- [TO BE DONE]
**A.** Reproduce the curriculum policy word for word, from "The College shall provide" to "of the College.".
**B.** List the major student groups that the curriculum policy says the College's offerings are designed to serve.
**C.** Write what comes next in the curriculum policy, picking up after its final sentence.

- [GIVEN PASSAGE]
|---|

3043 - Curriculum Purpose and Effectiveness Policy

 

Curriculum Purpose

The College shall provide students with the opportunity to meet their goals through a multifaceted, flexible, innovative, and dynamic curriculum that is designed to meet both current and future educational requirements. The curriculum includes the knowledge, skills, and values that the College provides through organized instruction and related experiences. Through faculty and staff expertise the College shall develop and maintain a curriculum that reflects the general needs of the local community, as well as the specific needs of business. The curriculum is continuously developed to have internal and external integrity and to have its content match the goals of the College.

All parts of the curriculum are rooted in the College's mission statement, with different parts of the College's diversified offerings designed to serve the needs of different student populations. These major groups include those needing career entry skills or upgrades, persons in need of improving their basic skills, those seeking the first two years of baccalaureate study, and academically advanced students.

Washtenaw Community College (WCC) admits all individuals who can benefit from its curriculum. The College maintains an "open door" curriculum that includes assessment, orientation, and advising to help students establish challenging, but realistic, educational plans. WCC is committed, through the work of its faculty, to offering and guaranteeing (see Board Policy #3010) a curriculum of the highest quality. Curricular excellence is maintained by conducting ongoing assessments of community needs, students needs, and the external educational requirements needed for students to succeed. The goal is to maintain a strong match between student and community needs and the curriculum. This is accomplished through the assessment of student and community requirements, and the subsequent assessment and adjustment of the curricula to match those requirements.

|---|

- [GIVEN ENTRIES]
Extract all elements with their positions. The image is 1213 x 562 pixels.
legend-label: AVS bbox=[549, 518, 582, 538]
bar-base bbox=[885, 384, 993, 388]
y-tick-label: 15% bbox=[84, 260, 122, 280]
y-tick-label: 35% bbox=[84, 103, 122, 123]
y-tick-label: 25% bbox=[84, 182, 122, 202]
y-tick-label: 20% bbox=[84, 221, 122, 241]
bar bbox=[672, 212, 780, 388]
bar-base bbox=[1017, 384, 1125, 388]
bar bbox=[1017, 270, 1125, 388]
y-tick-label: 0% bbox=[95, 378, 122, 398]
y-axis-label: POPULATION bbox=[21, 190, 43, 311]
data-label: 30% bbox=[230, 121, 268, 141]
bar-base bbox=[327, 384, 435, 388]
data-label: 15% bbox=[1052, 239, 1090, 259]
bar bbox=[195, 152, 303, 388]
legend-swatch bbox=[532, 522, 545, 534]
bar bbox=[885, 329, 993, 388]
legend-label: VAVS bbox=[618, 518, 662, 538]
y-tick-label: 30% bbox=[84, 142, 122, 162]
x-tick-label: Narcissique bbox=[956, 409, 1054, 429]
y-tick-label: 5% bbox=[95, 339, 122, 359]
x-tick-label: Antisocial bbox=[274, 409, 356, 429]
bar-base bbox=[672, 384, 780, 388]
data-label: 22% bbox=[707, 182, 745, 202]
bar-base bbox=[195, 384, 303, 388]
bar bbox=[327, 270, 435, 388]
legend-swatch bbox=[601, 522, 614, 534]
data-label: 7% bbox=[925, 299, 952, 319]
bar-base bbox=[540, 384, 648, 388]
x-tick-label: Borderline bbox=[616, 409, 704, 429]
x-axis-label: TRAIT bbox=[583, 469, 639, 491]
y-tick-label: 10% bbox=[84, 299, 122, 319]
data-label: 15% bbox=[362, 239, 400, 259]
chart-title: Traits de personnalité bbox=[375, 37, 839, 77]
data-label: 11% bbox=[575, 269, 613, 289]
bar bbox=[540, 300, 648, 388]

|---|

- [THE REPLIES]
**A.**
The College shall provide students with the opportunity to meet their goals through a multifaceted, flexible, innovative, and dynamic curriculum that is designed to meet both current and future educational requirements. The curriculum includes the knowledge, skills, and values that the College provides through organized instruction and related experiences. Through faculty and staff expertise the College shall develop and maintain a curriculum that reflects the general needs of the local community, as well as the specific needs of business. The curriculum is continuously developed to have internal and external integrity and to have its content match the goals of the College.

**B.**
- Those needing career entry skills or upgrades
- Persons in need of improving their basic skills
- Those seeking the first two years of baccalaureate study
- Academically advanced students

**C.**
The College's curriculum shall be developed and maintained to be a community resource offering a wide spectrum of educational programs suited to the unique needs of those served. This spectrum of offerings will include associate degree programs of 60 to 75 credits that include the appropriate general education requirements (see Board Policy #3045), certificate programs of 6 to 38 credits, special credit offerings for specific populations as well as non-credit offerings such as short courses, seminars, workshops, conferences, and teleconferences.

The College shall maintain a curriculum that is tailored to the educational readiness and intellectual capabilities of a range of students. In this regard, it shall be an area of emphasis, consistent with the College's mission. To offer developmental courses and resources designed to provide students the basic educational learning needed to address standard college courses and programs. It is also within the scope of the College's mission to offer programming which shall contain subject matter depth, rigor, and pace of coverage suited to the abilities of advanced learners. Such special offerings shall not be restricted by subject matter, student's educational intent, or program purpose.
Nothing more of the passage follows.